:: Entries ::

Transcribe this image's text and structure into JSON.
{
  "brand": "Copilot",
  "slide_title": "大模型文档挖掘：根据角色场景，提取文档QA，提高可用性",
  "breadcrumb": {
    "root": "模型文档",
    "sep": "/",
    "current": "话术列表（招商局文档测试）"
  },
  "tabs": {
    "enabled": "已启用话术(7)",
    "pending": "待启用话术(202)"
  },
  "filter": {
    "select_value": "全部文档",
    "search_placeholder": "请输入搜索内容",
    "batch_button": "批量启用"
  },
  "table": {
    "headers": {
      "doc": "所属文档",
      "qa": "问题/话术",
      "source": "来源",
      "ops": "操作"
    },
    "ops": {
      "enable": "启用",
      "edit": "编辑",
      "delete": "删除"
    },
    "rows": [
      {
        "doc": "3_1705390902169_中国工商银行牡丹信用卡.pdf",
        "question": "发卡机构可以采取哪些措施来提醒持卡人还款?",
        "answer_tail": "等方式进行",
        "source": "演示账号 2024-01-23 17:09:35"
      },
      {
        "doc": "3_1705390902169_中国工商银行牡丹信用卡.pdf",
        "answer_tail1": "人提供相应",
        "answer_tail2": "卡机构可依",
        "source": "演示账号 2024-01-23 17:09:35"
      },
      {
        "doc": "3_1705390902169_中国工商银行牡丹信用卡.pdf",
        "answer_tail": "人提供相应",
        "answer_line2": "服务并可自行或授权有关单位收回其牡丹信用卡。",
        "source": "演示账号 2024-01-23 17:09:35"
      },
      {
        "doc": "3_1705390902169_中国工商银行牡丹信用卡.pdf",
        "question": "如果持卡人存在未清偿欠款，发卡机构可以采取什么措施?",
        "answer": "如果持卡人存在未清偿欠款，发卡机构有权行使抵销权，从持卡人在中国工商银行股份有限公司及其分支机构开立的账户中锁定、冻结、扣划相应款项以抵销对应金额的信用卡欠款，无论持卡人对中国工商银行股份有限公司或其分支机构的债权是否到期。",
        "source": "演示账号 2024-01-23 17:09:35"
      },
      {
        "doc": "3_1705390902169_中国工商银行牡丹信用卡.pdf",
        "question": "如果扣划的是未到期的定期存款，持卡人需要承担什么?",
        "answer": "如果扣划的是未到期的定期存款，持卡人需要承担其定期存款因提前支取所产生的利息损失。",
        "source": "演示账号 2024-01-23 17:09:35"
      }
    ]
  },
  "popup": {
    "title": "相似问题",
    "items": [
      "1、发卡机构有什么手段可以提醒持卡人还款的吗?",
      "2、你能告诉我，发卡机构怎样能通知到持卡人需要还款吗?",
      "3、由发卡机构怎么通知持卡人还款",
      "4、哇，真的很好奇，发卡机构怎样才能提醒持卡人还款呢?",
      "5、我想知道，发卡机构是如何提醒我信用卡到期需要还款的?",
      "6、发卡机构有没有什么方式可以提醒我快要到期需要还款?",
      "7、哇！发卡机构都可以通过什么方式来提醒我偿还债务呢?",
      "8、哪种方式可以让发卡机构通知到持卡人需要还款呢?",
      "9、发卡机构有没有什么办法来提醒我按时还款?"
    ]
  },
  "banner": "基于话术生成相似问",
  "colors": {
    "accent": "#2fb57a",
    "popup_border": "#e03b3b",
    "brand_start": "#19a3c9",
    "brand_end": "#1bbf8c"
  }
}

:::

What is expected:
Scan the material line by line and report each one that contains "如果持卡人存在未清偿欠款".

Answer for this exercise:
        "question": "如果持卡人存在未清偿欠款，发卡机构可以采取什么措施?",
        "answer": "如果持卡人存在未清偿欠款，发卡机构有权行使抵销权，从持卡人在中国工商银行股份有限公司及其分支机构开立的账户中锁定、冻结、扣划相应款项以抵销对应金额的信用卡欠款，无论持卡人对中国工商银行股份有限公司或其分支机构的债权是否到期。",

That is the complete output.